§ **Task**:
Write out only the lines running from the one that contains "Output the text content of this document." to the end of the material, both ends included.

§ **Provided records**:
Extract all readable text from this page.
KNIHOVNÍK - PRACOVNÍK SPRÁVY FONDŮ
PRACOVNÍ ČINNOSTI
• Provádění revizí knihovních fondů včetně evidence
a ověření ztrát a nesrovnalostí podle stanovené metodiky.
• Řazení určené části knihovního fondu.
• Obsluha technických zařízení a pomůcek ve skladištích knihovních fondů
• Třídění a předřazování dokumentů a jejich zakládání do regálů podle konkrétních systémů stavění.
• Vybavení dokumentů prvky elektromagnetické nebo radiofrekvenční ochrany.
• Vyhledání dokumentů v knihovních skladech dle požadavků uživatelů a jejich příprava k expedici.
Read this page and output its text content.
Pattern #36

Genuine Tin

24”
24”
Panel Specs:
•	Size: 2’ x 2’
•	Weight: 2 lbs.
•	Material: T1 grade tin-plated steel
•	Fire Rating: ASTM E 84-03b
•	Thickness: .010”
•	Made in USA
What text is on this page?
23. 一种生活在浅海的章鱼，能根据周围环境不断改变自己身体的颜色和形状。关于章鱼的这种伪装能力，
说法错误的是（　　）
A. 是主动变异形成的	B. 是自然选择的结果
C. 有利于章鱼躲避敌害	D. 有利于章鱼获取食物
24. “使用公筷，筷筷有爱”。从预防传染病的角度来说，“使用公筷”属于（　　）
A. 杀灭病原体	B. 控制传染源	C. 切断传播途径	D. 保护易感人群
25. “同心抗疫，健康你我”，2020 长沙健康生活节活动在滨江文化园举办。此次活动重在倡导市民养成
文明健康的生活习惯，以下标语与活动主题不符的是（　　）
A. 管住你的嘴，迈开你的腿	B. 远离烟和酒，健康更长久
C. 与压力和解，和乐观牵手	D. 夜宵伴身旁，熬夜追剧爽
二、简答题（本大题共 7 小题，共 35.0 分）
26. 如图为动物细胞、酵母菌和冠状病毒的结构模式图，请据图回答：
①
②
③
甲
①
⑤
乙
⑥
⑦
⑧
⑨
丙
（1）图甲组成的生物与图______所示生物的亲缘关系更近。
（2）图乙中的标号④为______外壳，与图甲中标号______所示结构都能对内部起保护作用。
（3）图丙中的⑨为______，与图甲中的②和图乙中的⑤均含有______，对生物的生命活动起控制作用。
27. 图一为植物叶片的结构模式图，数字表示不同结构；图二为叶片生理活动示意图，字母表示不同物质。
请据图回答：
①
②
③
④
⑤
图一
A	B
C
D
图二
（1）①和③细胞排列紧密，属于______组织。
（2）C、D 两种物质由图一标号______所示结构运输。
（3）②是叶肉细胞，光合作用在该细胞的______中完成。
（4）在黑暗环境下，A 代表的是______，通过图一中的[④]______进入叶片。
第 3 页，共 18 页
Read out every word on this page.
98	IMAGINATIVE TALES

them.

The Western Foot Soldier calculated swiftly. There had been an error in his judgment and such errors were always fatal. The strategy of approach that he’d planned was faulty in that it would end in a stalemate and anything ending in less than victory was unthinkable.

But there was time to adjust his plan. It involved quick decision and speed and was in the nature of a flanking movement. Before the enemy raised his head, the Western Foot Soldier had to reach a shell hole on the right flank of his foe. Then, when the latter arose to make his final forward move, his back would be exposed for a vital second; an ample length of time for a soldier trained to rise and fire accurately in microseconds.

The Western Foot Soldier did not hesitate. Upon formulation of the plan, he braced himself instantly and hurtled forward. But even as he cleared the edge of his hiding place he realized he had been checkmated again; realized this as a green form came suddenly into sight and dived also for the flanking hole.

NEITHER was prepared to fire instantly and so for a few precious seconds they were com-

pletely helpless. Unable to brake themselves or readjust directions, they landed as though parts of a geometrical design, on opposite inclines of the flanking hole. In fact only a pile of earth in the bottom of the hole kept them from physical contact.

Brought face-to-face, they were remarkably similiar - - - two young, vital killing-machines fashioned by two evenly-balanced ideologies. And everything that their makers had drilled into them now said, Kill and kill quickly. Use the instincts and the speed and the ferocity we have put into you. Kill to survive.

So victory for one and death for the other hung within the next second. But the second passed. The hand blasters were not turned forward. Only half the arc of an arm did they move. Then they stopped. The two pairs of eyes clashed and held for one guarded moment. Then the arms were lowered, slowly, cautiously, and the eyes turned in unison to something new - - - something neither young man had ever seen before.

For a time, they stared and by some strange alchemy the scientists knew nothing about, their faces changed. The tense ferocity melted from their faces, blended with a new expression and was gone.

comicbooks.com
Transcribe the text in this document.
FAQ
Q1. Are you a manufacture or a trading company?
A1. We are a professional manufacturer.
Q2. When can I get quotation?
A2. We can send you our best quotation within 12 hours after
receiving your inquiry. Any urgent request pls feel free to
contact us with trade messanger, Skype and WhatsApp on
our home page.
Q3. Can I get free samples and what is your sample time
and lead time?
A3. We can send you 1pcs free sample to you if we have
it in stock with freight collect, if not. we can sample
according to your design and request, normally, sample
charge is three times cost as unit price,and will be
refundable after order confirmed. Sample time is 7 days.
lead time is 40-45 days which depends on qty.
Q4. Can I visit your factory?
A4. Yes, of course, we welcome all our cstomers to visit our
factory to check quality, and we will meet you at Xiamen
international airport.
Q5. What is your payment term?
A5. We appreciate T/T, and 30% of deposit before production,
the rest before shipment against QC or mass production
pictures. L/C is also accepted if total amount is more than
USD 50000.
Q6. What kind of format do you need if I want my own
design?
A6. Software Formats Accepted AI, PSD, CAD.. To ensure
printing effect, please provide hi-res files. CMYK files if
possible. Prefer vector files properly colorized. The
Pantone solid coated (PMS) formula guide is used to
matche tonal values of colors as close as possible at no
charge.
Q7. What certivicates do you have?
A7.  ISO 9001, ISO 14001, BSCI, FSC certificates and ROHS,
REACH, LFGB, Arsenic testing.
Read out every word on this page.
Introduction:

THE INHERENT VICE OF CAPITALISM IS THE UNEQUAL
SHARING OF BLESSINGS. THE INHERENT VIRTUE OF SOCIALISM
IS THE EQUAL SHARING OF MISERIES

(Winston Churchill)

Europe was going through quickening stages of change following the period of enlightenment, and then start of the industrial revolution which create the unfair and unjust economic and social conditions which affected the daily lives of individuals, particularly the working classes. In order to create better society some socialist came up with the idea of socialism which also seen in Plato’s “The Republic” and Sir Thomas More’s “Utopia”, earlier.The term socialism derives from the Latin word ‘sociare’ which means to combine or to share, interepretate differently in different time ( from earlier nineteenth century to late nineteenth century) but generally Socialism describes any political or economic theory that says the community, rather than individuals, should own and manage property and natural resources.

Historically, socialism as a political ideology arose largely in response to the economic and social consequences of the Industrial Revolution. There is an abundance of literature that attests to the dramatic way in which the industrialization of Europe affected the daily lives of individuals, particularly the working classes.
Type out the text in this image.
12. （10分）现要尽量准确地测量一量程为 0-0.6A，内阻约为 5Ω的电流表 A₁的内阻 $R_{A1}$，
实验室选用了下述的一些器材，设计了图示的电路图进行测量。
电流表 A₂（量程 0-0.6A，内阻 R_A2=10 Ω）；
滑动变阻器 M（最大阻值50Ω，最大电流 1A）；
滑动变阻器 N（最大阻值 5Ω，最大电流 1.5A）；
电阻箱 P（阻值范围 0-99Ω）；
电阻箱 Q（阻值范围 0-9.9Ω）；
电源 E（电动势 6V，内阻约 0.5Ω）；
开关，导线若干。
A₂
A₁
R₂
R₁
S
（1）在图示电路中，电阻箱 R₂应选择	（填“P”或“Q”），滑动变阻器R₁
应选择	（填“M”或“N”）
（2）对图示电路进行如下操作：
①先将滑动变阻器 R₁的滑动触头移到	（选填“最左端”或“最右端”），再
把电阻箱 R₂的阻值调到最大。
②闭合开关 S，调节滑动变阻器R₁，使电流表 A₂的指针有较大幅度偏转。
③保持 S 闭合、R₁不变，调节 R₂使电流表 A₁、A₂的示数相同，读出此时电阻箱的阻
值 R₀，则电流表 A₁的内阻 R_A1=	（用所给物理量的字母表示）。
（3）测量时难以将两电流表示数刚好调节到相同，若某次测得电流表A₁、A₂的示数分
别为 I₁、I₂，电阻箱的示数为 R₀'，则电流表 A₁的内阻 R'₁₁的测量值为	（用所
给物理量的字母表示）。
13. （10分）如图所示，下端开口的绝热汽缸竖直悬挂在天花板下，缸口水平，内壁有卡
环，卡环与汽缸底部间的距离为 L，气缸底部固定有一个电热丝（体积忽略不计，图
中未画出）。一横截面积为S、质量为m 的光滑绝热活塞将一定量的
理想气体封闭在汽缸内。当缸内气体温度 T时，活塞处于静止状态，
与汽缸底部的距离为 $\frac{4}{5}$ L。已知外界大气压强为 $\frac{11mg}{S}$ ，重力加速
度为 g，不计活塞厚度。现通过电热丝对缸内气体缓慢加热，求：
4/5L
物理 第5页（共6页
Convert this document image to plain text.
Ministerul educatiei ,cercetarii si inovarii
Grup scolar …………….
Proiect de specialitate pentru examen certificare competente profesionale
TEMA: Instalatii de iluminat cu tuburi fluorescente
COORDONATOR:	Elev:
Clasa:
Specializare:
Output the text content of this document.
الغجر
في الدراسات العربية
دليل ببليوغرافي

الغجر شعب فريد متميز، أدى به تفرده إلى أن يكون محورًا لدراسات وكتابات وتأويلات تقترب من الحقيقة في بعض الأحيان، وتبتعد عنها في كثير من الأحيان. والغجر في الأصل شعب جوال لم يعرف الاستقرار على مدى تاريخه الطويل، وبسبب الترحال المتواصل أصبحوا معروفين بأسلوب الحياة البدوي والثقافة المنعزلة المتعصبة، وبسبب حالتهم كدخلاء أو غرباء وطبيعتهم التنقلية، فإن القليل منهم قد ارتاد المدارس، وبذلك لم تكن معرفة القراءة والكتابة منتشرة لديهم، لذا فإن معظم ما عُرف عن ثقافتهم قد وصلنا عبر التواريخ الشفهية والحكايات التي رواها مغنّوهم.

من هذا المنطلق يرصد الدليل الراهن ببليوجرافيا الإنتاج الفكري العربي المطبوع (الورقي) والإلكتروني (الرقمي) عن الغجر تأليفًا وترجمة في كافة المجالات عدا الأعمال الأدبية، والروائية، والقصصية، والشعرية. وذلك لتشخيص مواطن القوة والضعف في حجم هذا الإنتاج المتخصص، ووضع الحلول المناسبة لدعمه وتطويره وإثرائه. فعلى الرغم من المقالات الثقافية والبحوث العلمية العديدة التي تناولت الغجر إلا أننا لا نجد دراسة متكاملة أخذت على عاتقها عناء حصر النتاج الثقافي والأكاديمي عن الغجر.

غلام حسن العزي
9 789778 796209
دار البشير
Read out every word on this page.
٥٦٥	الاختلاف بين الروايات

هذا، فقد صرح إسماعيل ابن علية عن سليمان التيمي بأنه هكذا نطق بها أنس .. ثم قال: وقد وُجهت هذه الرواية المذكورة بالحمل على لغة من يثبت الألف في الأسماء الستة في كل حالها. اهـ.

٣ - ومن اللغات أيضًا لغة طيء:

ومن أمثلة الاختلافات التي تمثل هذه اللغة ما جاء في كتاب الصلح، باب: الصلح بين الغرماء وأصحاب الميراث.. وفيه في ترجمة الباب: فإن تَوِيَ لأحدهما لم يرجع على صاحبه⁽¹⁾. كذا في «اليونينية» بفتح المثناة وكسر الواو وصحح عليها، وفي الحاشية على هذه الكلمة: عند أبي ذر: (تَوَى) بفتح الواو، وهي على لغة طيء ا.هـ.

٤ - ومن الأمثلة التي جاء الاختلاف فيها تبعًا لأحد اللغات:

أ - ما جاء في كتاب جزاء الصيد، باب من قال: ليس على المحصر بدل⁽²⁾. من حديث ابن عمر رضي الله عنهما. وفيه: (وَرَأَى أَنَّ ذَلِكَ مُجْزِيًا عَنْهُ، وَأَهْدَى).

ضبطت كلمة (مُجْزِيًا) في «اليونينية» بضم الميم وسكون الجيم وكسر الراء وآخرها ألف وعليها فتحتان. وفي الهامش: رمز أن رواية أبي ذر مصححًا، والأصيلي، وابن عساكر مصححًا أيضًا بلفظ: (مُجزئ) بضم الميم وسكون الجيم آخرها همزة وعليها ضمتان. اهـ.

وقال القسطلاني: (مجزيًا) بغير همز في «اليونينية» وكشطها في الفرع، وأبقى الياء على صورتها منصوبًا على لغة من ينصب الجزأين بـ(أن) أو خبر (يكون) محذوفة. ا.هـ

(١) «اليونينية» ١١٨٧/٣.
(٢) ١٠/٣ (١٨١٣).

§ **Output below**:
Output the text content of this document.
الغجر
في الدراسات العربية
دليل ببليوغرافي

الغجر شعب فريد متميز، أدى به تفرده إلى أن يكون محورًا لدراسات وكتابات وتأويلات تقترب من الحقيقة في بعض الأحيان، وتبتعد عنها في كثير من الأحيان. والغجر في الأصل شعب جوال لم يعرف الاستقرار على مدى تاريخه الطويل، وبسبب الترحال المتواصل أصبحوا معروفين بأسلوب الحياة البدوي والثقافة المنعزلة المتعصبة، وبسبب حالتهم كدخلاء أو غرباء وطبيعتهم التنقلية، فإن القليل منهم قد ارتاد المدارس، وبذلك لم تكن معرفة القراءة والكتابة منتشرة لديهم، لذا فإن معظم ما عُرف عن ثقافتهم قد وصلنا عبر التواريخ الشفهية والحكايات التي رواها مغنّوهم.

من هذا المنطلق يرصد الدليل الراهن ببليوجرافيا الإنتاج الفكري العربي المطبوع (الورقي) والإلكتروني (الرقمي) عن الغجر تأليفًا وترجمة في كافة المجالات عدا الأعمال الأدبية، والروائية، والقصصية، والشعرية. وذلك لتشخيص مواطن القوة والضعف في حجم هذا الإنتاج المتخصص، ووضع الحلول المناسبة لدعمه وتطويره وإثرائه. فعلى الرغم من المقالات الثقافية والبحوث العلمية العديدة التي تناولت الغجر إلا أننا لا نجد دراسة متكاملة أخذت على عاتقها عناء حصر النتاج الثقافي والأكاديمي عن الغجر.

غلام حسن العزي
9 789778 796209
دار البشير
Read out every word on this page.
٥٦٥	الاختلاف بين الروايات

هذا، فقد صرح إسماعيل ابن علية عن سليمان التيمي بأنه هكذا نطق بها أنس .. ثم قال: وقد وُجهت هذه الرواية المذكورة بالحمل على لغة من يثبت الألف في الأسماء الستة في كل حالها. اهـ.

٣ - ومن اللغات أيضًا لغة طيء:

ومن أمثلة الاختلافات التي تمثل هذه اللغة ما جاء في كتاب الصلح، باب: الصلح بين الغرماء وأصحاب الميراث.. وفيه في ترجمة الباب: فإن تَوِيَ لأحدهما لم يرجع على صاحبه⁽¹⁾. كذا في «اليونينية» بفتح المثناة وكسر الواو وصحح عليها، وفي الحاشية على هذه الكلمة: عند أبي ذر: (تَوَى) بفتح الواو، وهي على لغة طيء ا.هـ.

٤ - ومن الأمثلة التي جاء الاختلاف فيها تبعًا لأحد اللغات:

أ - ما جاء في كتاب جزاء الصيد، باب من قال: ليس على المحصر بدل⁽²⁾. من حديث ابن عمر رضي الله عنهما. وفيه: (وَرَأَى أَنَّ ذَلِكَ مُجْزِيًا عَنْهُ، وَأَهْدَى).

ضبطت كلمة (مُجْزِيًا) في «اليونينية» بضم الميم وسكون الجيم وكسر الراء وآخرها ألف وعليها فتحتان. وفي الهامش: رمز أن رواية أبي ذر مصححًا، والأصيلي، وابن عساكر مصححًا أيضًا بلفظ: (مُجزئ) بضم الميم وسكون الجيم آخرها همزة وعليها ضمتان. اهـ.

وقال القسطلاني: (مجزيًا) بغير همز في «اليونينية» وكشطها في الفرع، وأبقى الياء على صورتها منصوبًا على لغة من ينصب الجزأين بـ(أن) أو خبر (يكون) محذوفة. ا.هـ

(١) «اليونينية» ١١٨٧/٣.
(٢) ١٠/٣ (١٨١٣).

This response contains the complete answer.